Short exercise.
Pull each line holding the word "Celkem" from the data.
******
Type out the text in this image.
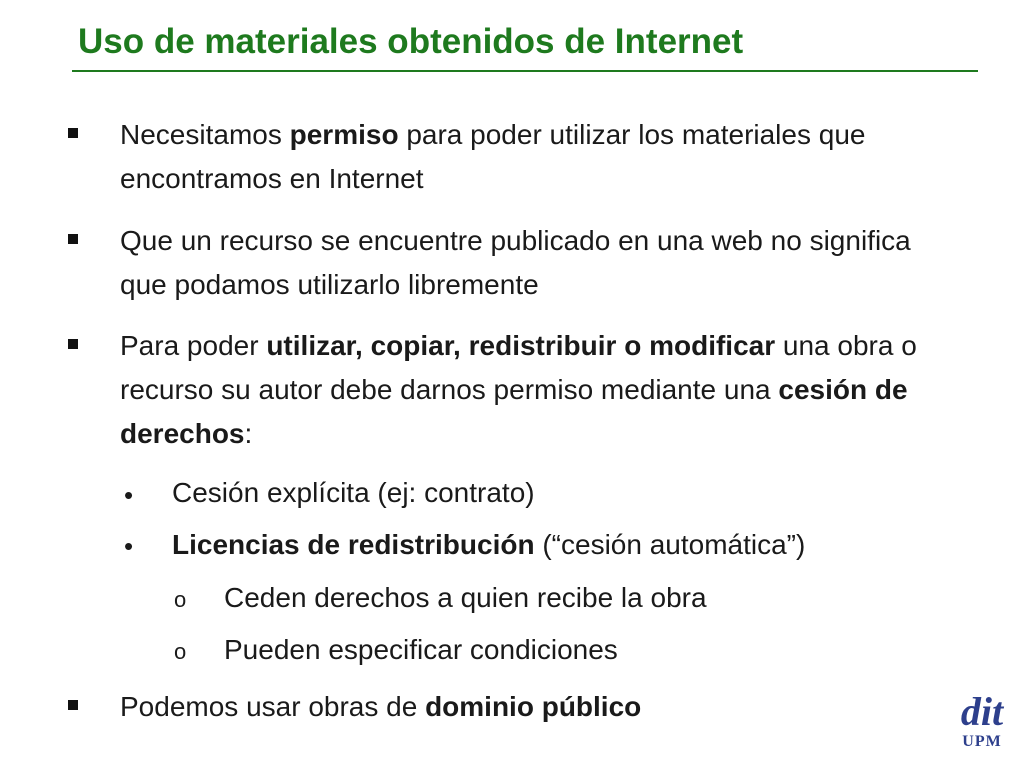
Uso de materiales obtenidos de Internet
Necesitamos permiso para poder utilizar los materiales que encontramos en Internet
Que un recurso se encuentre publicado en una web no significa que podamos utilizarlo libremente
Para poder utilizar, copiar, redistribuir o modificar una obra o recurso su autor debe darnos permiso mediante una cesión de derechos:
• Cesión explícita (ej: contrato)
• Licencias de redistribución (“cesión automática”)
o Ceden derechos a quien recibe la obra
o Pueden especificar condiciones
Podemos usar obras de dominio público	dit
UPM
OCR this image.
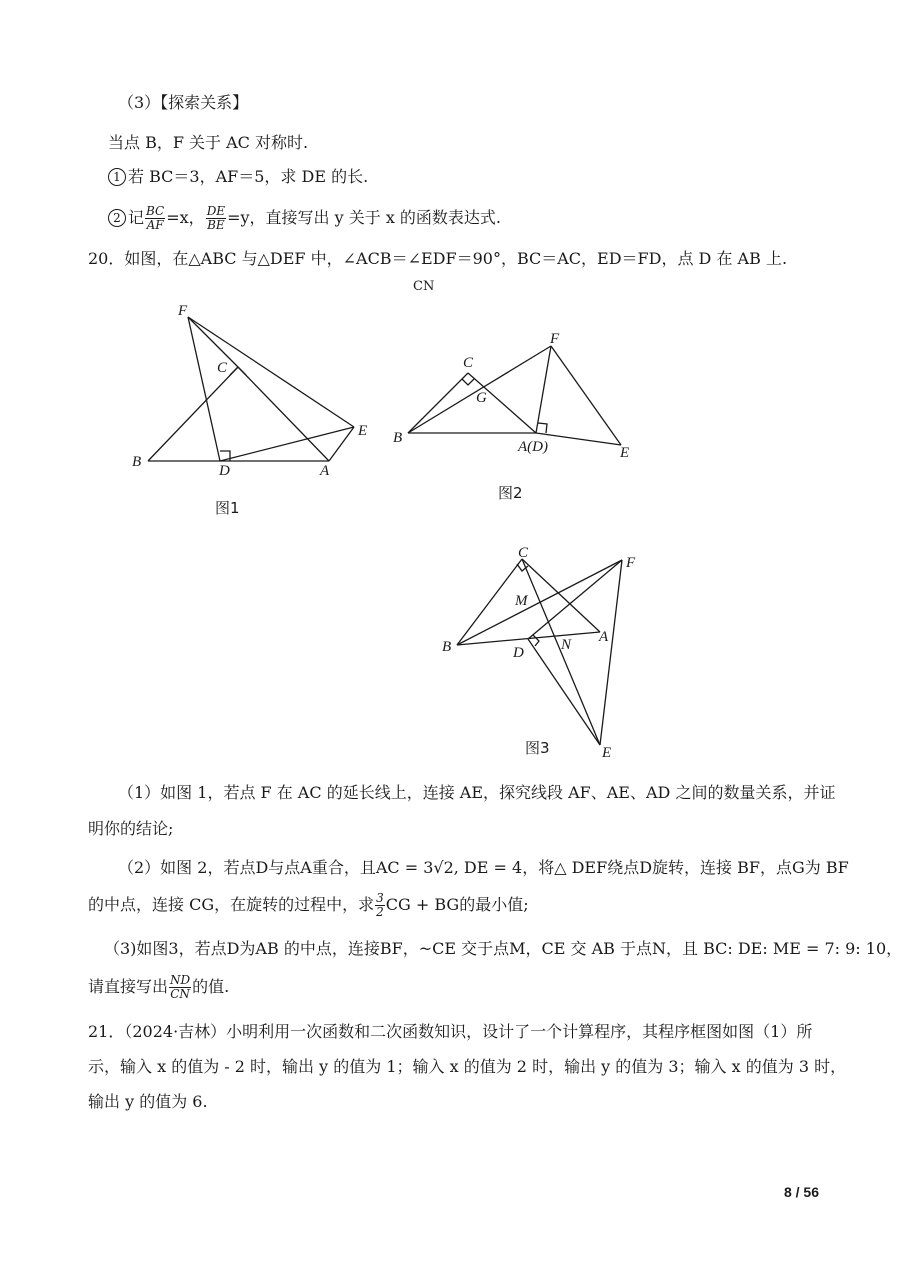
（3）【探索关系】
当点 B，F 关于 AC 对称时.
1 若 BC＝3，AF＝5，求 DE 的长.
2 记 $\frac{BC}{AF} =x$， $\frac{DE}{BE} =y$，直接写出 y 关于 x 的函数表达式.
20．如图，在△ABC 与△DEF 中，∠ACB＝∠EDF＝90°，BC＝AC，ED＝FD，点 D 在 AB 上.
CN
F
C
B
D	A
E
图1
C
G
F
B
A(D)	E
图2
C
F
M
B	D N A
E
图3
（1）如图 1，若点 F 在 AC 的延长线上，连接 AE，探究线段 AF、AE、AD 之间的数量关系，并证
明你的结论;
（2）如图 2，若点D与点A重合，且AC = 3√2, DE = 4，将△ DEF绕点D旋转，连接 BF，点G为 BF
的中点，连接 CG，在旋转的过程中，求 $\frac{3}{2}$ CG + BG的最小值;
（3)如图3，若点D为AB 的中点，连接BF，~CE 交于点M，CE 交 AB 于点N，且 BC: DE: ME = 7: 9: 10，
请直接写出 $\frac{ND}{CN}$ 的值.
21．（2024·吉林）小明利用一次函数和二次函数知识，设计了一个计算程序，其程序框图如图（1）所
示，输入 x 的值为 - 2 时，输出 y 的值为 1；输入 x 的值为 2 时，输出 y 的值为 3；输入 x 的值为 3 时，
输出 y 的值为 6.
8 / 56
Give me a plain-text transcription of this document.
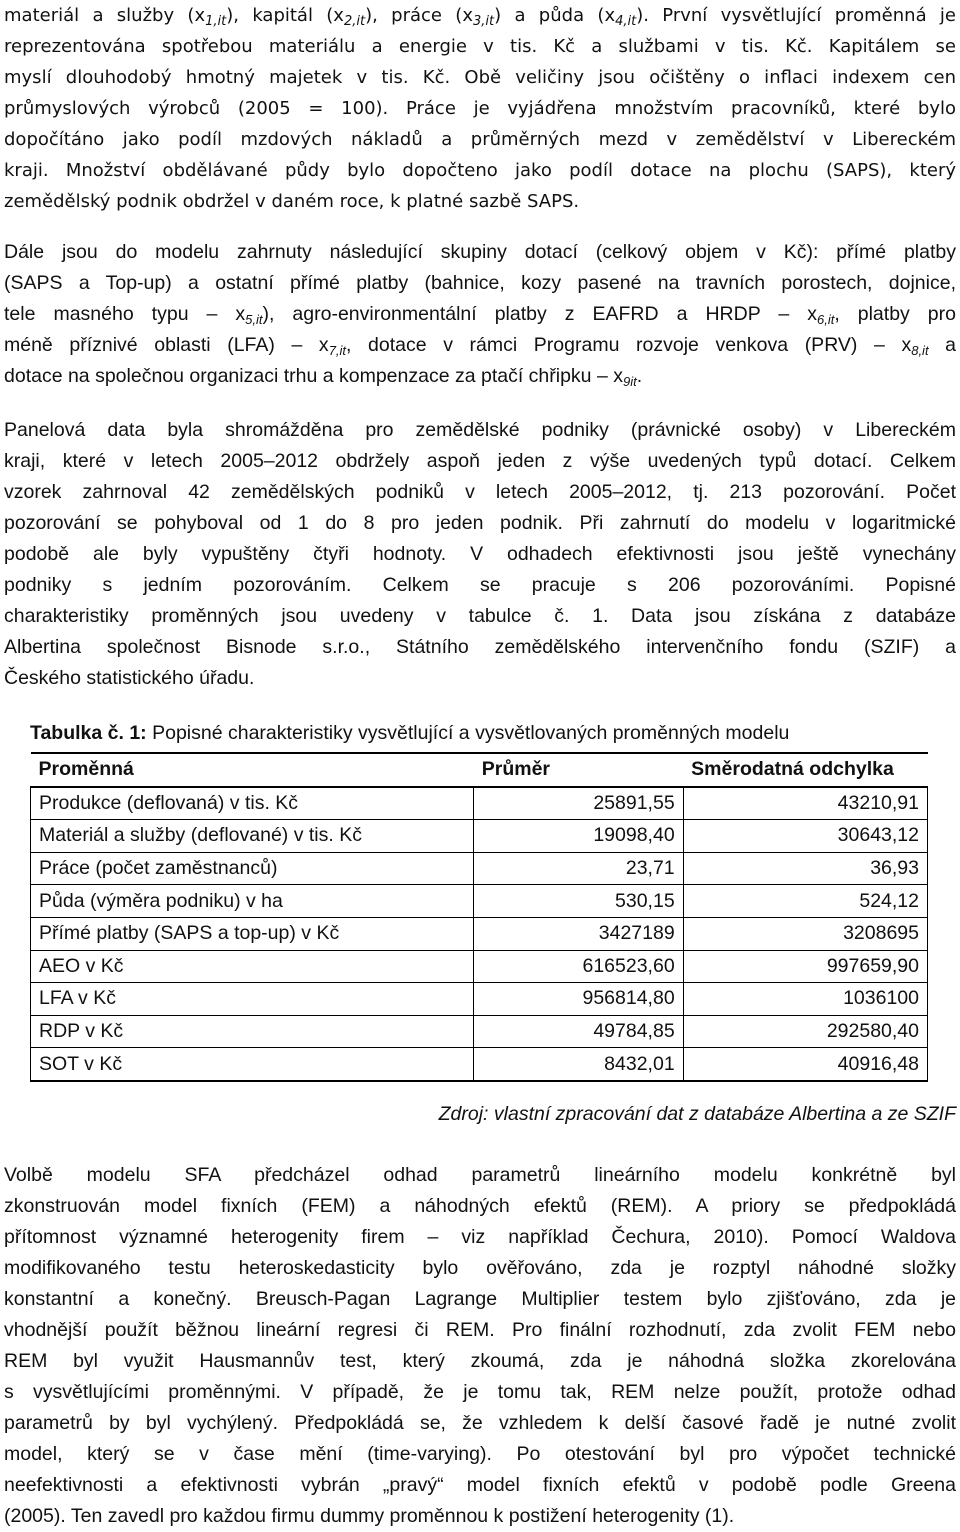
materiál a služby $(x_{1,it})$, kapitál $(x_{2,it})$, práce $(x_{3,it})$ a půda $(x_{4,it})$. První vysvětlující proměnná je
reprezentována spotřebou materiálu a energie v tis. Kč a službami v tis. Kč. Kapitálem se
myslí dlouhodobý hmotný majetek v tis. Kč. Obě veličiny jsou očištěny o inflaci indexem cen
průmyslových výrobců (2005 = 100). Práce je vyjádřena množstvím pracovníků, které bylo
dopočítáno jako podíl mzdových nákladů a průměrných mezd v zemědělství v Libereckém
kraji. Množství obdělávané půdy bylo dopočteno jako podíl dotace na plochu (SAPS), který
zemědělský podnik obdržel v daném roce, k platné sazbě SAPS.
Dále jsou do modelu zahrnuty následující skupiny dotací (celkový objem v Kč): přímé platby
(SAPS a Top-up) a ostatní přímé platby (bahnice, kozy pasené na travních porostech, dojnice,
tele masného typu – $x_{5,it}$), agro-environmentální platby z EAFRD a HRDP – $x_{6,it}$, platby pro
méně příznivé oblasti $(LFA) - x_{7,it}$, dotace v rámci Programu rozvoje venkova $(PRV) - x_{8,it}$ a
dotace na společnou organizaci trhu a kompenzace za ptačí chřipku – $x_{9it}$.
Panelová data byla shromážděna pro zemědělské podniky (právnické osoby) v Libereckém
kraji, které v letech 2005–2012 obdržely aspoň jeden z výše uvedených typů dotací. Celkem
vzorek zahrnoval 42 zemědělských podniků v letech 2005–2012, tj. 213 pozorování. Počet
pozorování se pohyboval od 1 do 8 pro jeden podnik. Při zahrnutí do modelu v logaritmické
podobě ale byly vypuštěny čtyři hodnoty. V odhadech efektivnosti jsou ještě vynechány
podniky s jedním pozorováním. Celkem se pracuje s 206 pozorováními. Popisné
charakteristiky proměnných jsou uvedeny v tabulce č. 1. Data jsou získána z databáze
Albertina společnost Bisnode s.r.o., Státního zemědělského intervenčního fondu (SZIF) a
Českého statistického úřadu.
Tabulka č. 1: Popisné charakteristiky vysvětlující a vysvětlovaných proměnných modelu
Proměnná	Průměr	Směrodatná odchylka
Produkce (deflovaná) v tis. Kč	25891,55	43210,91
Materiál a služby (deflované) v tis. Kč	19098,40	30643,12
Práce (počet zaměstnanců)	23,71	36,93
Půda (výměra podniku) v ha	530,15	524,12
Přímé platby (SAPS a top-up) v Kč	3427189	3208695
AEO v Kč	616523,60	997659,90
LFA v Kč	956814,80	1036100
RDP v Kč	49784,85	292580,40
SOT v Kč	8432,01	40916,48
Zdroj: vlastní zpracování dat z databáze Albertina a ze SZIF
Volbě modelu SFA předcházel odhad parametrů lineárního modelu konkrétně byl
zkonstruován model fixních (FEM) a náhodných efektů (REM). A priory se předpokládá
přítomnost významné heterogenity firem – viz například Čechura, 2010). Pomocí Waldova
modifikovaného testu heteroskedasticity bylo ověřováno, zda je rozptyl náhodné složky
konstantní a konečný. Breusch-Pagan Lagrange Multiplier testem bylo zjišťováno, zda je
vhodnější použít běžnou lineární regresi či REM. Pro finální rozhodnutí, zda zvolit FEM nebo
REM byl využit Hausmannův test, který zkoumá, zda je náhodná složka zkorelována
s vysvětlujícími proměnnými. V případě, že je tomu tak, REM nelze použít, protože odhad
parametrů by byl vychýlený. Předpokládá se, že vzhledem k delší časové řadě je nutné zvolit
model, který se v čase mění (time-varying). Po otestování byl pro výpočet technické
neefektivnosti a efektivnosti vybrán „pravý“ model fixních efektů v podobě podle Greena
(2005). Ten zavedl pro každou firmu dummy proměnnou k postižení heterogenity (1).
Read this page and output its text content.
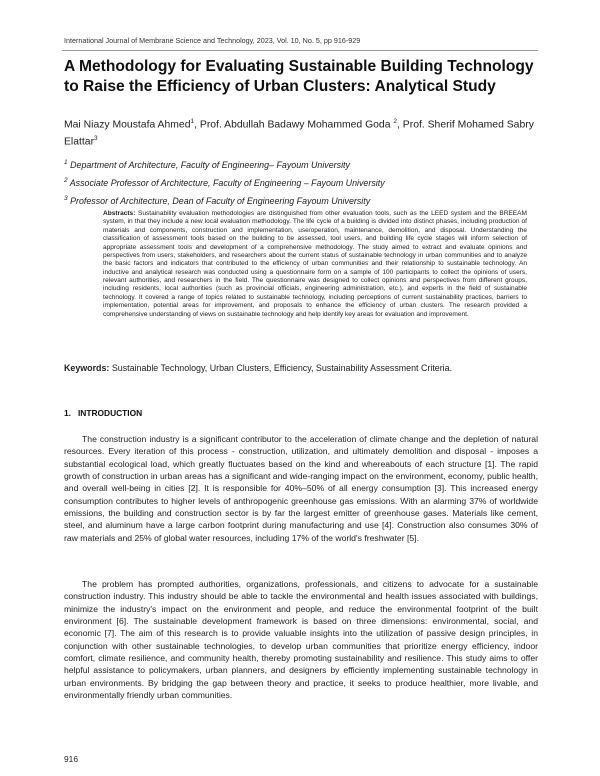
International Journal of Membrane Science and Technology, 2023, Vol. 10, No. 5, pp 916-929
A Methodology for Evaluating Sustainable Building Technology to Raise the Efficiency of Urban Clusters: Analytical Study
Mai Niazy Moustafa Ahmed$^1$, Prof. Abdullah Badawy Mohammed Goda $^2$, Prof. Sherif Mohamed Sabry Elattar$^3$
$^1$ Department of Architecture, Faculty of Engineering– Fayoum University
$^2$ Associate Professor of Architecture, Faculty of Engineering – Fayoum University
$^3$ Professor of Architecture, Dean of Faculty of Engineering Fayoum University
Abstracts: Sustainability evaluation methodologies are distinguished from other evaluation tools, such as the LEED system and the BREEAM system, in that they include a new local evaluation methodology. The life cycle of a building is divided into distinct phases, including production of materials and components, construction and implementation, use/operation, maintenance, demolition, and disposal. Understanding the classification of assessment tools based on the building to be assessed, tool users, and building life cycle stages will inform selection of appropriate assessment tools and development of a comprehensive methodology. The study aimed to extract and evaluate opinions and perspectives from users, stakeholders, and researchers about the current status of sustainable technology in urban communities and to analyze the basic factors and indicators that contributed to the efficiency of urban communities and their relationship to sustainable technology. An inductive and analytical research was conducted using a questionnaire form on a sample of 100 participants to collect the opinions of users, relevant authorities, and researchers in the field. The questionnaire was designed to collect opinions and perspectives from different groups, including residents, local authorities (such as provincial officials, engineering administration, etc.), and experts in the field of sustainable technology. It covered a range of topics related to sustainable technology, including perceptions of current sustainability practices, barriers to implementation, potential areas for improvement, and proposals to enhance the efficiency of urban clusters. The research provided a comprehensive understanding of views on sustainable technology and help identify key areas for evaluation and improvement.
Keywords: Sustainable Technology, Urban Clusters, Efficiency, Sustainability Assessment Criteria.
1.   INTRODUCTION
The construction industry is a significant contributor to the acceleration of climate change and the depletion of natural resources. Every iteration of this process - construction, utilization, and ultimately demolition and disposal - imposes a substantial ecological load, which greatly fluctuates based on the kind and whereabouts of each structure [1]. The rapid growth of construction in urban areas has a significant and wide-ranging impact on the environment, economy, public health, and overall well-being in cities [2]. It is responsible for 40%–50% of all energy consumption [3]. This increased energy consumption contributes to higher levels of anthropogenic greenhouse gas emissions. With an alarming 37% of worldwide emissions, the building and construction sector is by far the largest emitter of greenhouse gases. Materials like cement, steel, and aluminum have a large carbon footprint during manufacturing and use [4]. Construction also consumes 30% of raw materials and 25% of global water resources, including 17% of the world's freshwater [5].
The problem has prompted authorities, organizations, professionals, and citizens to advocate for a sustainable construction industry. This industry should be able to tackle the environmental and health issues associated with buildings, minimize the industry's impact on the environment and people, and reduce the environmental footprint of the built environment [6]. The sustainable development framework is based on three dimensions: environmental, social, and economic [7]. The aim of this research is to provide valuable insights into the utilization of passive design principles, in conjunction with other sustainable technologies, to develop urban communities that prioritize energy efficiency, indoor comfort, climate resilience, and community health, thereby promoting sustainability and resilience. This study aims to offer helpful assistance to policymakers, urban planners, and designers by efficiently implementing sustainable technology in urban environments. By bridging the gap between theory and practice, it seeks to produce healthier, more livable, and environmentally friendly urban communities.
916
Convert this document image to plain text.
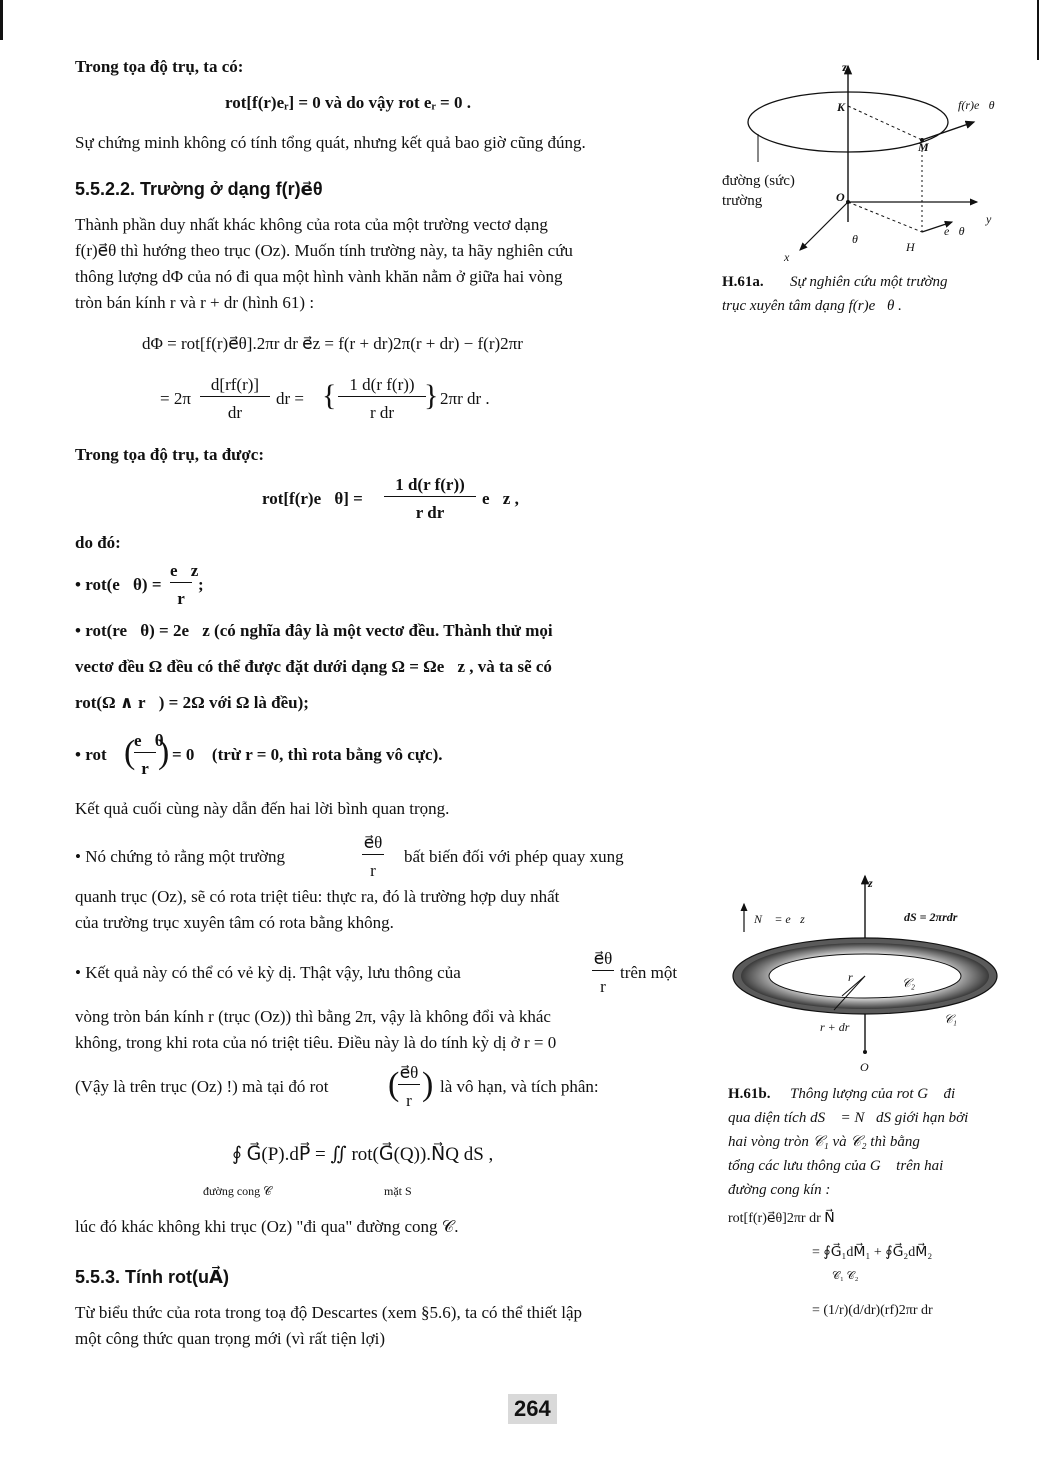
Trong tọa độ trụ, ta có:
rot[f(r)eᵣ] = 0 và do vậy rot eᵣ = 0 .
Sự chứng minh không có tính tổng quát, nhưng kết quả bao giờ cũng đúng.
5.5.2.2. Trường ở dạng f(r)e⃗θ
Thành phần duy nhất khác không của rota của một trường vectơ dạng
f(r)e⃗θ thì hướng theo trục (Oz). Muốn tính trường này, ta hãy nghiên cứu
thông lượng dΦ của nó đi qua một hình vành khăn nằm ở giữa hai vòng
tròn bán kính r và r + dr (hình 61) :
dΦ = rot[f(r)e⃗θ].2πr dr e⃗z = f(r + dr)2π(r + dr) − f(r)2πr
= 2π
d[rf(r)]
dr
dr = { 1 d(r f(r))
r dr
} 2πr dr .
Trong tọa độ trụ, ta được:
rot[f(r)e⃗θ] =
1 d(r f(r))
r dr
e⃗z ,
do đó:
• rot(e⃗θ) =
e⃗z
r
;
• rot(re⃗θ) = 2e⃗z (có nghĩa đây là một vectơ đều. Thành thử mọi
vectơ đều Ω đều có thể được đặt dưới dạng Ω = Ωe⃗z , và ta sẽ có
rot(Ω ∧ r⃗) = 2Ω với Ω là đều);
• rot (
e⃗θ
r ) = 0⃗ (trừ r = 0, thì rota bằng vô cực).
Kết quả cuối cùng này dẫn đến hai lời bình quan trọng.
• Nó chứng tỏ rằng một trường
e⃗θ
r
bất biến đối với phép quay xung
quanh trục (Oz), sẽ có rota triệt tiêu: thực ra, đó là trường hợp duy nhất
của trường trục xuyên tâm có rota bằng không.
• Kết quả này có thể có vẻ kỳ dị. Thật vậy, lưu thông của
e⃗θ
r
trên một
vòng tròn bán kính r (trục (Oz)) thì bằng 2π, vậy là không đổi và khác
không, trong khi rota của nó triệt tiêu. Điều này là do tính kỳ dị ở r = 0
(Vậy là trên trục (Oz) !) mà tại đó rot ( e⃗θ
r ) là vô hạn, và tích phân:
∮ G⃗(P).dP⃗ = ∬ rot(G⃗(Q)).N⃗Q dS ,
đường cong 𝒞	mặt S
lúc đó khác không khi trục (Oz) "đi qua" đường cong 𝒞.
5.5.3. Tính rot(uA⃗)
Từ biểu thức của rota trong toạ độ Descartes (xem §5.6), ta có thể thiết lập
một công thức quan trọng mới (vì rất tiện lợi)
264
z
K	f(r)e⃗θ
M
đường (sức)
trường	O
y
x
θ
H
e⃗θ
H.61a. Sự nghiên cứu một trường
trục xuyên tâm dạng f(r)e⃗θ .
z
N⃗ = e⃗z	dS = 2πrdr
r	𝒞₂
r + dr
𝒞₁
O
H.61b. Thông lượng của rot G⃗ đi
qua diện tích dS⃗ = N⃗dS giới hạn bởi
hai vòng tròn 𝒞₁ và 𝒞₂ thì bằng
tổng các lưu thông của G⃗ trên hai
đường cong kín :
rot[f(r)e⃗θ]2πr dr N⃗
= ∮G⃗₁dM⃗₁ + ∮G⃗₂dM⃗₂
𝒞₁ 𝒞₂
= (1/r)(d/dr)(rf)2πr dr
******
Task solution.
kraji, které v letech 2005–2012 obdržely aspoň jeden z výše uvedených typů dotací. Celkem
podniky s jedním pozorováním. Celkem se pracuje s 206 pozorováními. Popisné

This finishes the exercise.